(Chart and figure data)
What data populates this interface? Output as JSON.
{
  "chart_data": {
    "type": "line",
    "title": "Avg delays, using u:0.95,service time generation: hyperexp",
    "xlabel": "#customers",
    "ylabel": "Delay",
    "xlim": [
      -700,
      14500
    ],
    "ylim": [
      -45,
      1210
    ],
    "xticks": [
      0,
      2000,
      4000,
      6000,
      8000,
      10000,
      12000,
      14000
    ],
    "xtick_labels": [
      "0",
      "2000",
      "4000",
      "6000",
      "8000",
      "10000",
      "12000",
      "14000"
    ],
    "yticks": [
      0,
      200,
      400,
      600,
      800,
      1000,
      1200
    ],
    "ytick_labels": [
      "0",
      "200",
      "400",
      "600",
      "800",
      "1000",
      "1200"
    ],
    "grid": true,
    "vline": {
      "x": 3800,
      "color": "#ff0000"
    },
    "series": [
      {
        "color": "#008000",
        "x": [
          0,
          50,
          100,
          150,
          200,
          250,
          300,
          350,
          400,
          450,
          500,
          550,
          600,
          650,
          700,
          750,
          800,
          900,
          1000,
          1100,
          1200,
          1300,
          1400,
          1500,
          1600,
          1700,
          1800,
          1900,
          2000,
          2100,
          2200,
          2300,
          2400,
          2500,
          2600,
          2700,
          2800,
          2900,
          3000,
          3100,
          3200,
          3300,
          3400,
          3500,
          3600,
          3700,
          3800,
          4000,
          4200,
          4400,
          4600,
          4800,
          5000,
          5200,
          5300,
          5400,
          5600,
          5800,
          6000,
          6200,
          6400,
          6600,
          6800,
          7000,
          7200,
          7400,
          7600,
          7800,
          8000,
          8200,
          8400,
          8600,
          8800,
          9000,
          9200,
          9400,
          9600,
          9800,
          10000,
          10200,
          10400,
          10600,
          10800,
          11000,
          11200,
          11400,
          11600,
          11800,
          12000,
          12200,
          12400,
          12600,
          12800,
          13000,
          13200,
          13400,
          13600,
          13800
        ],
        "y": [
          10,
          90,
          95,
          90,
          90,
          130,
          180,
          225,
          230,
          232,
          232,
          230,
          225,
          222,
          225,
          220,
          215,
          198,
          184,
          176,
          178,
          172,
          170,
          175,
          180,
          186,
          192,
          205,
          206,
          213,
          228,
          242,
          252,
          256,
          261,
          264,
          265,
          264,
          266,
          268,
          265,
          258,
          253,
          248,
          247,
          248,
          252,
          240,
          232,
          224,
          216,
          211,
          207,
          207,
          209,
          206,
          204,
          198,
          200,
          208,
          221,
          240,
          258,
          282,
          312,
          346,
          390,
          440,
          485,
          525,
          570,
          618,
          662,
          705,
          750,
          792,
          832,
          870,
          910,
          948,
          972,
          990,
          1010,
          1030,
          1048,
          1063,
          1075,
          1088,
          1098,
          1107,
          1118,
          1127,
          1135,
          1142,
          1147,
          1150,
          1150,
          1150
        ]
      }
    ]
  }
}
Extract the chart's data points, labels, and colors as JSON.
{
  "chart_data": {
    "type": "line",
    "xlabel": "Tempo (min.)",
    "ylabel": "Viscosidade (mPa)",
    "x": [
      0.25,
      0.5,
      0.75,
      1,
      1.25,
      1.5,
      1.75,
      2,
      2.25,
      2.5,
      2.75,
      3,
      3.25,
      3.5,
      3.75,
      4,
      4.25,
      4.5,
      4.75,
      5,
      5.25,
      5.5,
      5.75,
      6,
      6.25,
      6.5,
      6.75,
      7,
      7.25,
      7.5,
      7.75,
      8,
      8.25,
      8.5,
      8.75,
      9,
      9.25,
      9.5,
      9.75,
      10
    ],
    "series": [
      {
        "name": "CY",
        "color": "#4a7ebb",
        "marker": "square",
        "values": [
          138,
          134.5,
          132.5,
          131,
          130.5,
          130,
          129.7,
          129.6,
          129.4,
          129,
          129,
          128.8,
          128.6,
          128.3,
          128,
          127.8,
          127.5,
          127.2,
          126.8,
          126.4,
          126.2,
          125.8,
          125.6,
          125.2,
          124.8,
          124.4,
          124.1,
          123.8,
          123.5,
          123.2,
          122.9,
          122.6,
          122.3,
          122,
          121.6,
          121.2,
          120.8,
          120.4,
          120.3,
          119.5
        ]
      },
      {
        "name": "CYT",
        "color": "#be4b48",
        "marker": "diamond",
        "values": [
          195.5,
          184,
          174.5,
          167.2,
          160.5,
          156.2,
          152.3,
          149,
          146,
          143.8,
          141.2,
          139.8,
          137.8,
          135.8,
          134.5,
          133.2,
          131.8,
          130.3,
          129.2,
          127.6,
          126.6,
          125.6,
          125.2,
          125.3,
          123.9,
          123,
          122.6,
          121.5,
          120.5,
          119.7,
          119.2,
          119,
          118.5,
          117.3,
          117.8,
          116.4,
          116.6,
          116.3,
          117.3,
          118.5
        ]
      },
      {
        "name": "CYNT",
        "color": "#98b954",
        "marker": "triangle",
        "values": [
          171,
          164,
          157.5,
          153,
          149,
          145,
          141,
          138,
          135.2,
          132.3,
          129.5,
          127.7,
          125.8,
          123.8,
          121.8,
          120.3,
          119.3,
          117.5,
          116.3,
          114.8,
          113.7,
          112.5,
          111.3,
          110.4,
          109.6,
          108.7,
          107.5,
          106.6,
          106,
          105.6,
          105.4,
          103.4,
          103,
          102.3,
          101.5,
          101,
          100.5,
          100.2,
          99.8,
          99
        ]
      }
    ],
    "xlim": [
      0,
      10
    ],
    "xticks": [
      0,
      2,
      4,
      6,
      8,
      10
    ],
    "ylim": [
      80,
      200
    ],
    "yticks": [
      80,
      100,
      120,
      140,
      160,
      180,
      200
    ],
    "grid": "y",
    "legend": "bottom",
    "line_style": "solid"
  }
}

§ **Exercise objective**
Select from the material above each line in which the string "JSON" appears, and list those lines.

§ **Response below**
What data populates this interface? Output as JSON.
Extract the chart's data points, labels, and colors as JSON.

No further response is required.